**STATED GOAL A**
In the passage on categorical data below, which attributes are combined to form the categorical ranges of the heating and wall construction variables?

**READING PASSAGE**
· · · · · · ·
However, there is an issue underpinning this method that has to be considered. The unit distance of measure in categorical attributes is diverse. The notion of similarity or distance for categorical data is not as straightforward as for continuous data. The key characteristic of categorical data is that the different values that a categorical attribute takes are not inherently ordered. Thus, it is not possible to directly compare two different categorical values [28]. Additionally, the magnitude (or distance) between the full categorical score values (the range) is different and has no origin. For example, the categorical range in the heating variable is 16, i.e., the different combinations of fuel type and heating systems, while the categorical range of wall construction variable is six, i.e., the different combinations of wall type and wall insulation, and a categorical value of 15 in the variable heating system is not necessarily fifteen times more efficient than a categorical value of one, so the same applies for wall construction. Last, categorical scores have no origin; a score of zero in wall construction does not necessarily imply an absence of the wall. However, for numerical attributes, distance measures are a natural concept. In NCRM a unit distance could mean using a different type of boiler or being in a range in a dwelling size or dwelling age. The impact on the energy consumption is bigger in a unit distance pertaining to dwelling size compared with any other unit distance.
· · · · · · ·
**STATED GOAL B**
Can you recast the entries, starting at the beginning and ending at the line containing "row-header-line: Targeted Support", as a Markdown table with the columns Row and Content, leaving out blank lines?

**DATA PROVIDED**
· · · · · · ·
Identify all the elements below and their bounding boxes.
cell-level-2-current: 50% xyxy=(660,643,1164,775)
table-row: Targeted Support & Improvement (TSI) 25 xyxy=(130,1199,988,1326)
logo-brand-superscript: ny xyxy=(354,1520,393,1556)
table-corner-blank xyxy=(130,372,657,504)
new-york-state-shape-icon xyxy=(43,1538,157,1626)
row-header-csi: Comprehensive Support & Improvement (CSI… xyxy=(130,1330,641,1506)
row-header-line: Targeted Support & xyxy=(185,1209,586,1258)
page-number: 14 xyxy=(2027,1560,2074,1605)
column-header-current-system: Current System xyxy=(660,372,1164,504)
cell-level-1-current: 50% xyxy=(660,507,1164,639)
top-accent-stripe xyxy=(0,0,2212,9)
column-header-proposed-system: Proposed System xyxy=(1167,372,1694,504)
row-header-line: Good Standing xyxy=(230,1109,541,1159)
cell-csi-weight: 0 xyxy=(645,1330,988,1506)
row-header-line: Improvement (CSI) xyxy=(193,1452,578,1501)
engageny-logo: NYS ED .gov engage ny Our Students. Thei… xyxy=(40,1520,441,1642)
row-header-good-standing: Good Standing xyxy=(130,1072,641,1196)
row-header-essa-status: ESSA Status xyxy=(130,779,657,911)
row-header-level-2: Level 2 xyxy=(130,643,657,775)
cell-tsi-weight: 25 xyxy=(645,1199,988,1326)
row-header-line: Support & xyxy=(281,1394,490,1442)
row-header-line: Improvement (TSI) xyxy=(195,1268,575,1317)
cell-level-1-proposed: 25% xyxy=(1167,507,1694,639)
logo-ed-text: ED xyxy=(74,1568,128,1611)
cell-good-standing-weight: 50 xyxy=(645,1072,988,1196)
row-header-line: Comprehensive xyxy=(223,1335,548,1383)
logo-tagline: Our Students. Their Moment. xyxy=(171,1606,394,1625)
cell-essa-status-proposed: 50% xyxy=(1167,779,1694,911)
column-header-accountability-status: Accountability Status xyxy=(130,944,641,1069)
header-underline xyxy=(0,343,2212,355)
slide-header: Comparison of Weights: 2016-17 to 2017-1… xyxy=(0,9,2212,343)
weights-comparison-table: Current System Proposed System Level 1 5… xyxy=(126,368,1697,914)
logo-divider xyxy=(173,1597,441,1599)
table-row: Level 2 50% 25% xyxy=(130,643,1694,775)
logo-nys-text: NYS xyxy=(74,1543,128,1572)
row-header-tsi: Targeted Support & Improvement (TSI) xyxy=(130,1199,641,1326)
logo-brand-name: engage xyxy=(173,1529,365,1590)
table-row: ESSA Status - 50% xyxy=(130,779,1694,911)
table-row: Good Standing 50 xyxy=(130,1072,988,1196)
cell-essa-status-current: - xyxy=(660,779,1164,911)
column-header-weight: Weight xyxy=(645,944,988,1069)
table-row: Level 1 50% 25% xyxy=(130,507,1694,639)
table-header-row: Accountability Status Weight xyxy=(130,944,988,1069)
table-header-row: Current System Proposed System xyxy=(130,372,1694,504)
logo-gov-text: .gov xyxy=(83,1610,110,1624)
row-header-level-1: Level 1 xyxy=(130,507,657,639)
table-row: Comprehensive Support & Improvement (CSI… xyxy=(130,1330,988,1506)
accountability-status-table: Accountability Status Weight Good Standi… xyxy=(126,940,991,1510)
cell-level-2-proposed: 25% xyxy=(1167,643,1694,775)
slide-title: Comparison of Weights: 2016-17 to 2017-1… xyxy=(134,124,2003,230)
· · · · · · ·
**CORRECT RESULT A**
- Fuel type and heating systems (heating variable)
- Wall type and wall insulation (wall construction variable)

**CORRECT RESULT B**
| Row | Content |
|---|---|
| 1 | Identify all the elements below and their bounding boxes. |
| 2 | cell-level-2-current: 50% xyxy=(660,643,1164,775) |
| 3 | table-row: Targeted Support & Improvement (TSI) 25 xyxy=(130,1199,988,1326) |
| 4 | logo-brand-superscript: ny xyxy=(354,1520,393,1556) |
| 5 | table-corner-blank xyxy=(130,372,657,504) |
| 6 | new-york-state-shape-icon xyxy=(43,1538,157,1626) |
| 7 | row-header-csi: Comprehensive Support & Improvement (CSI… xyxy=(130,1330,641,1506) |
| 8 | row-header-line: Targeted Support & xyxy=(185,1209,586,1258) |